Stated goal:
Read the records below and copy each line that contains "this".

::: Information given :::

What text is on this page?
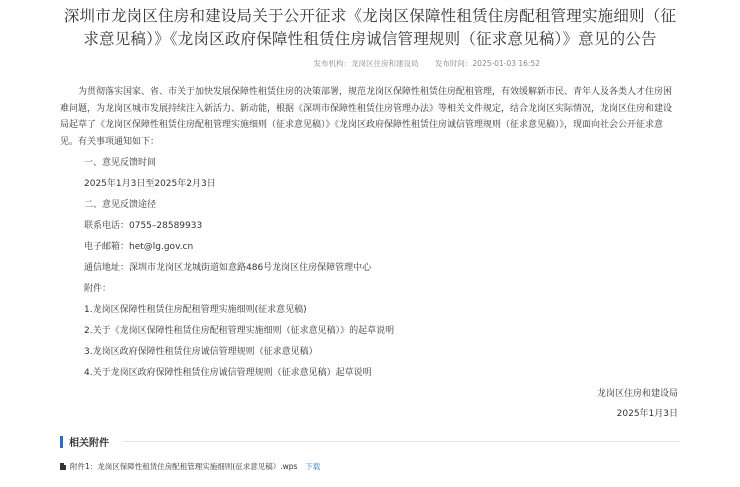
深圳市龙岗区住房和建设局关于公开征求《龙岗区保障性租赁住房配租管理实施细则（征求意见稿）》《龙岗区政府保障性租赁住房诚信管理规则（征求意见稿）》意见的公告
发布机构：龙岗区住房和建设局 发布时间：2025-01-03 16:52

为贯彻落实国家、省、市关于加快发展保障性租赁住房的决策部署，规范龙岗区保障性租赁住房配租管理，有效缓解新市民、青年人及各类人才住房困难问题，为龙岗区城市发展持续注入新活力、新动能，根据《深圳市保障性租赁住房管理办法》等相关文件规定，结合龙岗区实际情况，龙岗区住房和建设局起草了《龙岗区保障性租赁住房配租管理实施细则（征求意见稿）》《龙岗区政府保障性租赁住房诚信管理规则（征求意见稿）》，现面向社会公开征求意见。有关事项通知如下：

一、意见反馈时间

2025年1月3日至2025年2月3日

二、意见反馈途径

联系电话：0755–28589933

电子邮箱：het@lg.gov.cn

通信地址：深圳市龙岗区龙城街道如意路486号龙岗区住房保障管理中心

附件：

1.龙岗区保障性租赁住房配租管理实施细则(征求意见稿)

2.关于《龙岗区保障性租赁住房配租管理实施细则（征求意见稿）》的起草说明

3.龙岗区政府保障性租赁住房诚信管理规则（征求意见稿）

4.关于龙岗区政府保障性租赁住房诚信管理规则（征求意见稿）起草说明

龙岗区住房和建设局

2025年1月3日

相关附件
附件1：龙岗区保障性租赁住房配租管理实施细则(征求意见稿）.wps 下载
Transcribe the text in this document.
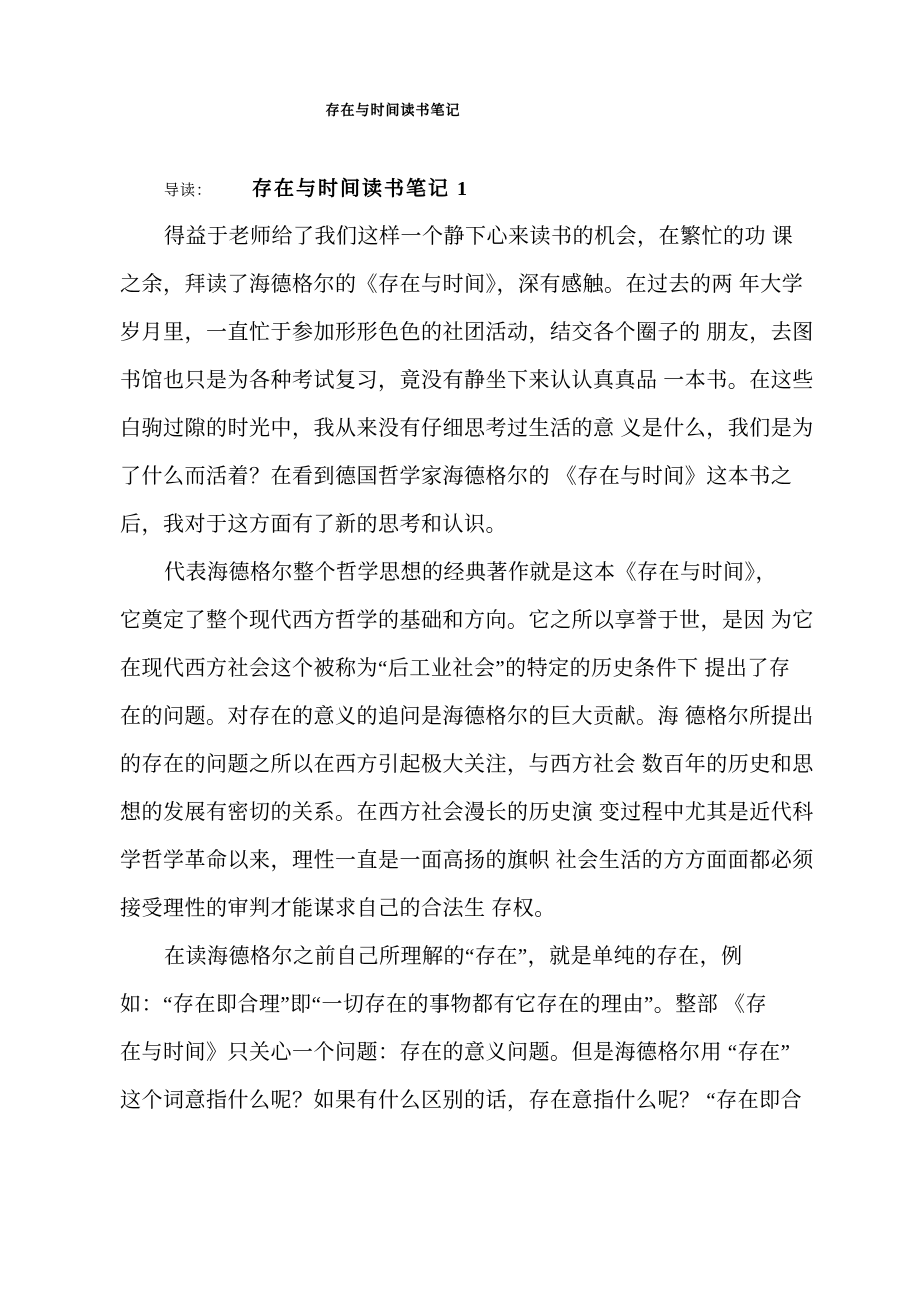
存在与时间读书笔记
导读： 存在与时间读书笔记 1
得益于老师给了我们这样一个静下心来读书的机会，在繁忙的功 课
之余，拜读了海德格尔的《存在与时间》，深有感触。在过去的两 年大学
岁月里，一直忙于参加形形色色的社团活动，结交各个圈子的 朋友，去图
书馆也只是为各种考试复习，竟没有静坐下来认认真真品 一本书。在这些
白驹过隙的时光中，我从来没有仔细思考过生活的意 义是什么，我们是为
了什么而活着？在看到德国哲学家海德格尔的 《存在与时间》这本书之
后，我对于这方面有了新的思考和认识。
代表海德格尔整个哲学思想的经典著作就是这本《存在与时间》，
它奠定了整个现代西方哲学的基础和方向。它之所以享誉于世，是因 为它
在现代西方社会这个被称为“后工业社会”的特定的历史条件下 提出了存
在的问题。对存在的意义的追问是海德格尔的巨大贡献。海 德格尔所提出
的存在的问题之所以在西方引起极大关注，与西方社会 数百年的历史和思
想的发展有密切的关系。在西方社会漫长的历史演 变过程中尤其是近代科
学哲学革命以来，理性一直是一面高扬的旗帜 社会生活的方方面面都必须
接受理性的审判才能谋求自己的合法生 存权。
在读海德格尔之前自己所理解的“存在”，就是单纯的存在，例
如：“存在即合理”即“一切存在的事物都有它存在的理由”。整部 《存
在与时间》只关心一个问题：存在的意义问题。但是海德格尔用 “存在”
这个词意指什么呢？如果有什么区别的话，存在意指什么呢？ “存在即合
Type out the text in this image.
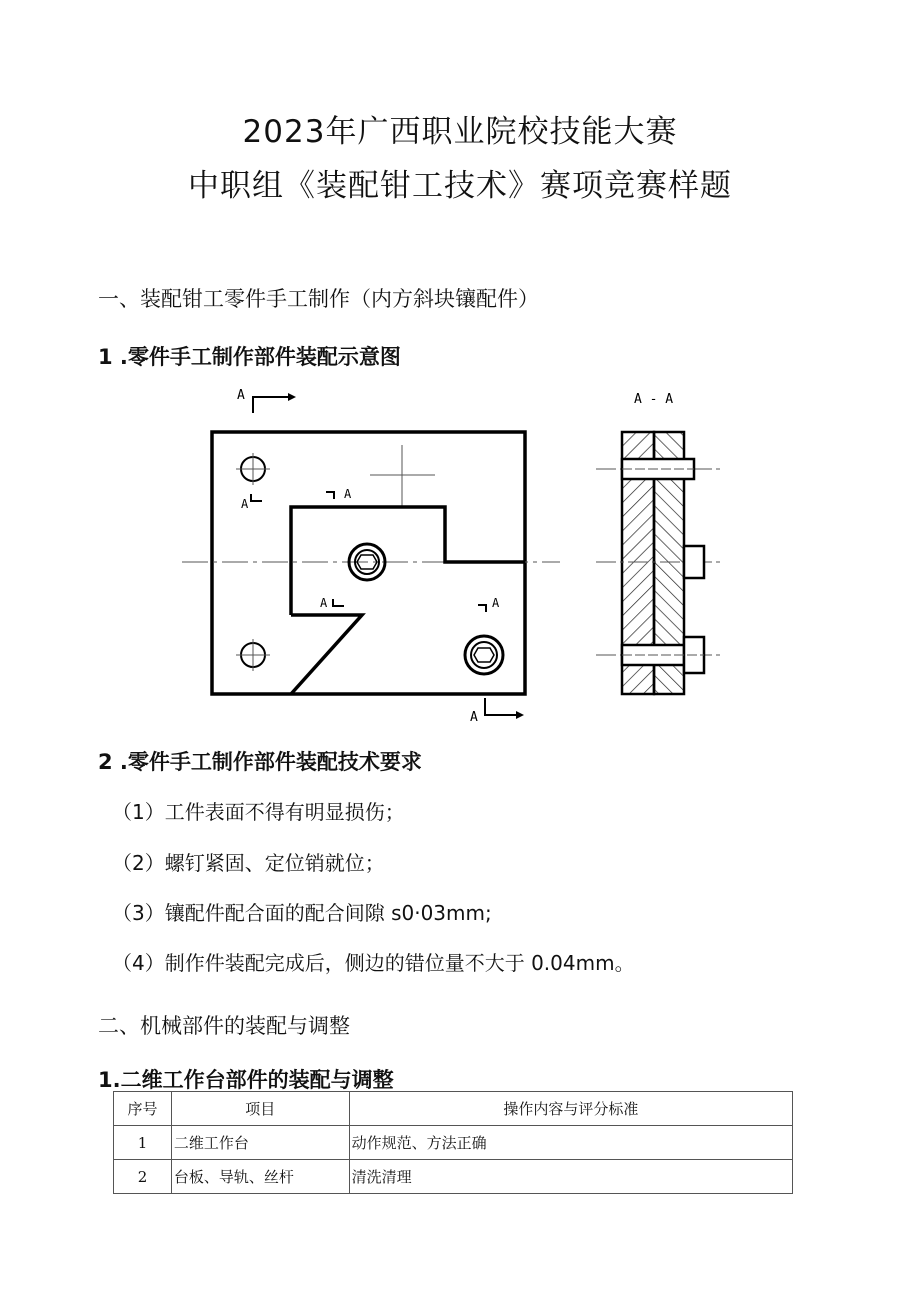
2023年广西职业院校技能大赛
中职组《装配钳工技术》赛项竞赛样题
一、装配钳工零件手工制作（内方斜块镶配件）
1 .零件手工制作部件装配示意图
A
A
A
A
A	A
A - A
2 .零件手工制作部件装配技术要求
（1）工件表面不得有明显损伤；
（2）螺钉紧固、定位销就位；
（3）镶配件配合面的配合间隙 s0·03mm;
（4）制作件装配完成后，侧边的错位量不大于 0.04mm。
二、机械部件的装配与调整
1.二维工作台部件的装配与调整
序号	项目	操作内容与评分标准
1	二维工作台	动作规范、方法正确
2	台板、导轨、丝杆	清洗清理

:::

Complete output:
What text is on this page?
Transcribe the text in this document.
Type out the text in this image.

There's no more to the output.